— START —

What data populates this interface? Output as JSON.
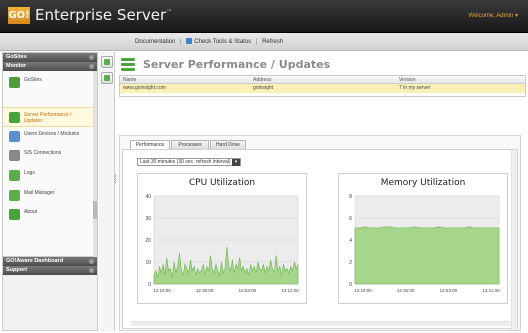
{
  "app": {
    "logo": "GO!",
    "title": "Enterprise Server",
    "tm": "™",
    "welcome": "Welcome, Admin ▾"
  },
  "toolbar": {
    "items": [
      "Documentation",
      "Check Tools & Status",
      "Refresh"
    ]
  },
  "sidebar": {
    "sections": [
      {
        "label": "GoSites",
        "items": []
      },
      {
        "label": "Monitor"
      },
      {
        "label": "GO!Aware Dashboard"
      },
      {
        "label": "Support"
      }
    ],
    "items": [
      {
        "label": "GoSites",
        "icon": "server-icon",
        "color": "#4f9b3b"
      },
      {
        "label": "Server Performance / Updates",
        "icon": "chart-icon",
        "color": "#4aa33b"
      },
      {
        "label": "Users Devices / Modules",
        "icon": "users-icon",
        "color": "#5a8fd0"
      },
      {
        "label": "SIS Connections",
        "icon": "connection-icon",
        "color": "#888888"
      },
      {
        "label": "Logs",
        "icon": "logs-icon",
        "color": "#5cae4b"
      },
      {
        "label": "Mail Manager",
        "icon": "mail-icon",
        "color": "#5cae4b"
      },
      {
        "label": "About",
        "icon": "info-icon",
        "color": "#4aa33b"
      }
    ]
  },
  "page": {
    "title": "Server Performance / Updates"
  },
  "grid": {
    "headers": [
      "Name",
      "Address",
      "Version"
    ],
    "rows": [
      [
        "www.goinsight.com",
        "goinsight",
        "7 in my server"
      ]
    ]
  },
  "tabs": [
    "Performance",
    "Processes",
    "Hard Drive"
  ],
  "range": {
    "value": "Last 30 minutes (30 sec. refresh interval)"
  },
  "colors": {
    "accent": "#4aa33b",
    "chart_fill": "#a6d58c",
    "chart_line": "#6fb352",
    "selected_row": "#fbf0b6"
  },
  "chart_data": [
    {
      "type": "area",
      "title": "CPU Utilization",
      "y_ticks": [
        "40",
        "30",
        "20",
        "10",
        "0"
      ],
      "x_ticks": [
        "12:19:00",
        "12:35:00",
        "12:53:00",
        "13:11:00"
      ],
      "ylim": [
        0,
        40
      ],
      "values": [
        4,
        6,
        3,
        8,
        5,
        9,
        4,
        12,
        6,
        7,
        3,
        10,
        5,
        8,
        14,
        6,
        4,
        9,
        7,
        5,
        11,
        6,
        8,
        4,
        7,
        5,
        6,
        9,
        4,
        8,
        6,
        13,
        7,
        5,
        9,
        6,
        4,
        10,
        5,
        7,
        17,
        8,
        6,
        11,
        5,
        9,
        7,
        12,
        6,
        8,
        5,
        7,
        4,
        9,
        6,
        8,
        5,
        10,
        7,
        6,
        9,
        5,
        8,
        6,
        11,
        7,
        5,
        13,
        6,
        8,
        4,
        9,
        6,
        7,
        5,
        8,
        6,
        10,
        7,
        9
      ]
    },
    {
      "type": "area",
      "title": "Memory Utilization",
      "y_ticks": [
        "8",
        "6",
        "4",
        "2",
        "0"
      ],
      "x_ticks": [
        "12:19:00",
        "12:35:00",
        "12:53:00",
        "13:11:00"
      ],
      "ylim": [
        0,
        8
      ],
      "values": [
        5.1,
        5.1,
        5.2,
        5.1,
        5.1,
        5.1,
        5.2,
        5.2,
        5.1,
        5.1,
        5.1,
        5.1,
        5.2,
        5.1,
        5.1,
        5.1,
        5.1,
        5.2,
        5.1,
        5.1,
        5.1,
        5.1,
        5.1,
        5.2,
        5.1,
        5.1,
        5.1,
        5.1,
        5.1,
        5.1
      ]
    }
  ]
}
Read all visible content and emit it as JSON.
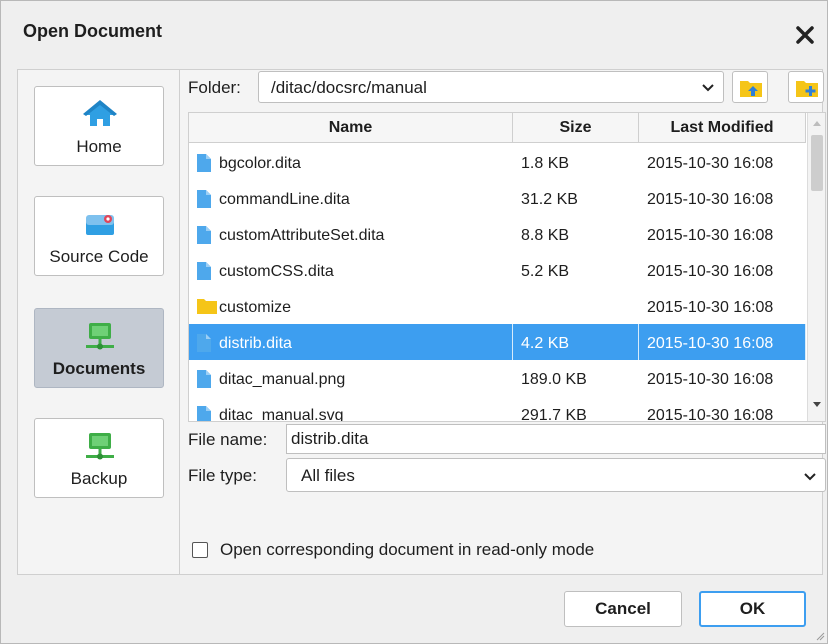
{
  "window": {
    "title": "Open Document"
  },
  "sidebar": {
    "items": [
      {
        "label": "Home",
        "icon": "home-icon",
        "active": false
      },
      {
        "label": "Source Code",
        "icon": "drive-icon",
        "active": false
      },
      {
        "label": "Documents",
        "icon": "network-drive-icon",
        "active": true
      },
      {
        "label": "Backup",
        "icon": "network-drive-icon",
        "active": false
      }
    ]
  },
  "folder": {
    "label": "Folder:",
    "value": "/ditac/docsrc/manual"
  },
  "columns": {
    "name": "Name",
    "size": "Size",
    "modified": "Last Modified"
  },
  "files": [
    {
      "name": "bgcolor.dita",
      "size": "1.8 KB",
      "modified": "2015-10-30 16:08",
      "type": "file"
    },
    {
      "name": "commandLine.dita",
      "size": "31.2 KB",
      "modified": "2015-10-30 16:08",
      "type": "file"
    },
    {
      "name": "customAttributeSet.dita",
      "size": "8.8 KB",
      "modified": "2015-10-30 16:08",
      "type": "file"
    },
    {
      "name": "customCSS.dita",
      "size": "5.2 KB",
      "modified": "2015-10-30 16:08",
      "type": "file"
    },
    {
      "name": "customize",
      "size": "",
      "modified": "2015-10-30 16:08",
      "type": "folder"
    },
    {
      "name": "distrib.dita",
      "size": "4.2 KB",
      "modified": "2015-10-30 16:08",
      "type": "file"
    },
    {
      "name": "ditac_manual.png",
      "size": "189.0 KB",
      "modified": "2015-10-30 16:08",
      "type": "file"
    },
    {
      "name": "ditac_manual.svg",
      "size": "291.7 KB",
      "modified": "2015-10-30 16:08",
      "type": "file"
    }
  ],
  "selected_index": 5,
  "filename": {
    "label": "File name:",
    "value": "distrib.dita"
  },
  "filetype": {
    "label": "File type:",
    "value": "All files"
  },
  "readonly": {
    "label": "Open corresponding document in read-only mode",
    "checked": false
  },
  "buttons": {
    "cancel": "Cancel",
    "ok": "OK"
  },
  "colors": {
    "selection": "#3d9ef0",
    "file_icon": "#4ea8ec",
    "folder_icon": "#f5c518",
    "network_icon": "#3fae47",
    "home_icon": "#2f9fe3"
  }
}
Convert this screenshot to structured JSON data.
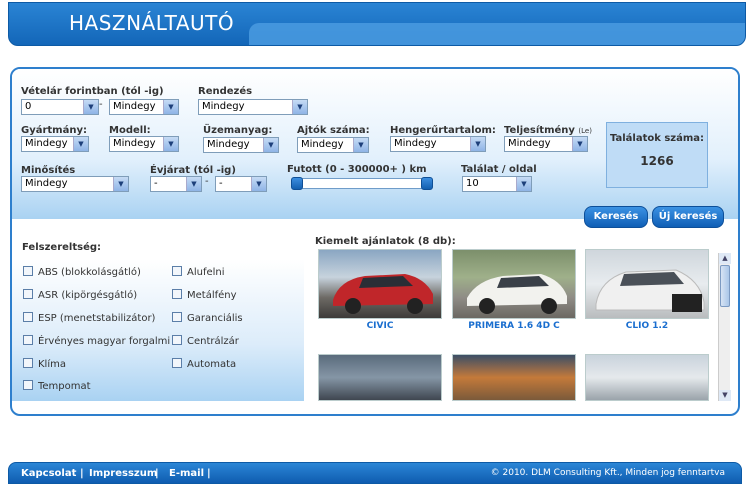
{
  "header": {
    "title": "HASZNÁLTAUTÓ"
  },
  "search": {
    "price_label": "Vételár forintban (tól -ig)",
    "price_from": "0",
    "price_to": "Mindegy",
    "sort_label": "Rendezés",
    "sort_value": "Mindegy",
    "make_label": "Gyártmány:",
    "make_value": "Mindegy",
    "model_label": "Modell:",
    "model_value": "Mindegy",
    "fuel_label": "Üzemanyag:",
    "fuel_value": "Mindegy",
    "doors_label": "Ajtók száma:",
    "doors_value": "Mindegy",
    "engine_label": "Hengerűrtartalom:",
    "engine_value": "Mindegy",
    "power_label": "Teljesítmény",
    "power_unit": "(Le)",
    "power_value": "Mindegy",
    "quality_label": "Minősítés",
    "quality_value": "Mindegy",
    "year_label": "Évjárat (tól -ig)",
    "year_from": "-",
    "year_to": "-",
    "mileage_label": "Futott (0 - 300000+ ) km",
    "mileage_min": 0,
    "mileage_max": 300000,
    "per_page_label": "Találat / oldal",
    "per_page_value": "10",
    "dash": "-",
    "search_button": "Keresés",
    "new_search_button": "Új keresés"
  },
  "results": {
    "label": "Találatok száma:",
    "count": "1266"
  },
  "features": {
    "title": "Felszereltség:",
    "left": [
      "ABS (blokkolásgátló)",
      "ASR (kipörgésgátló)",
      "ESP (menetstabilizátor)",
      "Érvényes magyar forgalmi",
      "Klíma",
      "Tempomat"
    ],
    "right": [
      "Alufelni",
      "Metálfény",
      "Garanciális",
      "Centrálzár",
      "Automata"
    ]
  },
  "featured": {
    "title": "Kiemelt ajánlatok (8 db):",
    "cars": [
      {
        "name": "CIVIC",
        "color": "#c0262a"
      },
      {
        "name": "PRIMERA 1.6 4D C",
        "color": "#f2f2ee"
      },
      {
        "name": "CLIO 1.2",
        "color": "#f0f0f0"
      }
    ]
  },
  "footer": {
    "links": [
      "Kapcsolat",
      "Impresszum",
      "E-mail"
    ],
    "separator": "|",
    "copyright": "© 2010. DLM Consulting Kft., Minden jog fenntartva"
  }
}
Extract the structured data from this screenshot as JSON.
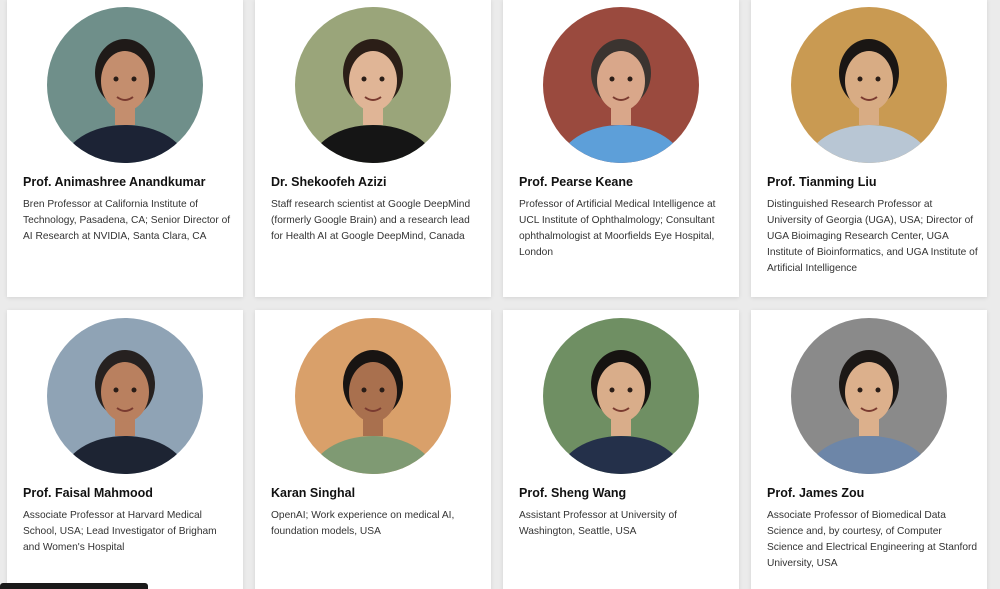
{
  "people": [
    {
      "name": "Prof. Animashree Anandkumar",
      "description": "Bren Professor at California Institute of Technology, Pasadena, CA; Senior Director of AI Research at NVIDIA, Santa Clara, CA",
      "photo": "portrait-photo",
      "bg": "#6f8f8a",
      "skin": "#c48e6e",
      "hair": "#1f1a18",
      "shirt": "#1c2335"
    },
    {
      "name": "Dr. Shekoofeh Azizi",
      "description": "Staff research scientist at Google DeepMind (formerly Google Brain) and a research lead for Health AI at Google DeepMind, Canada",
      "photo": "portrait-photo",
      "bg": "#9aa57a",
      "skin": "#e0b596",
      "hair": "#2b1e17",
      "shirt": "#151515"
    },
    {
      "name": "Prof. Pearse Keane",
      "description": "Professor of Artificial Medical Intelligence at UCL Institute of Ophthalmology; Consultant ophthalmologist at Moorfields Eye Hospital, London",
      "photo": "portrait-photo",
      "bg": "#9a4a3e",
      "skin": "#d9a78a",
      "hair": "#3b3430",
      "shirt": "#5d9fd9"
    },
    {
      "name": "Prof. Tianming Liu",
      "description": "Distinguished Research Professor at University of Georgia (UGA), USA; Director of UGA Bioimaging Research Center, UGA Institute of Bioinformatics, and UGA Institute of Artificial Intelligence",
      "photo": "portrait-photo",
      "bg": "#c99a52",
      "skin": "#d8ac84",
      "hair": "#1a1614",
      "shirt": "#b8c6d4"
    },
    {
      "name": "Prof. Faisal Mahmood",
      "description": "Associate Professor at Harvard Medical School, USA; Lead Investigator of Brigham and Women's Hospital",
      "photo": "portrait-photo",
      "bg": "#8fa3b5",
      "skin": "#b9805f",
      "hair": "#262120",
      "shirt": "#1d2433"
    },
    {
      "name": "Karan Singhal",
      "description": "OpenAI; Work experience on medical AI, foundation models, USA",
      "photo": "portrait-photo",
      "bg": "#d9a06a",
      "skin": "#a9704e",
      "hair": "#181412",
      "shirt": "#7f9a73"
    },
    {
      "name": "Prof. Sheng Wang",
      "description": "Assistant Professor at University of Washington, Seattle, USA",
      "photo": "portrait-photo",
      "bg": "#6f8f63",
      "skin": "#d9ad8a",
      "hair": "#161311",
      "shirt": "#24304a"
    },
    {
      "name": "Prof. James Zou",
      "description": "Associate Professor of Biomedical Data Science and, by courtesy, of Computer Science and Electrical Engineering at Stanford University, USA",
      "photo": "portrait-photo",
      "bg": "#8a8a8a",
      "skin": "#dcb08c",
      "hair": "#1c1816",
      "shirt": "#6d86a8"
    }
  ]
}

— END —

◆ What you are asked to do
Pull out all lines containing "title".

◆ Written response
    "title": "Enterprise Server",
    "title": "Server Performance / Updates"
      "title": "CPU Utilization",
      "title": "Memory Utilization",
    "title": "Open Document"
    "title": "HASZNÁLTAUTÓ"
    "title": "Felszereltség:",
    "title": "Kiemelt ajánlatok (8 db):",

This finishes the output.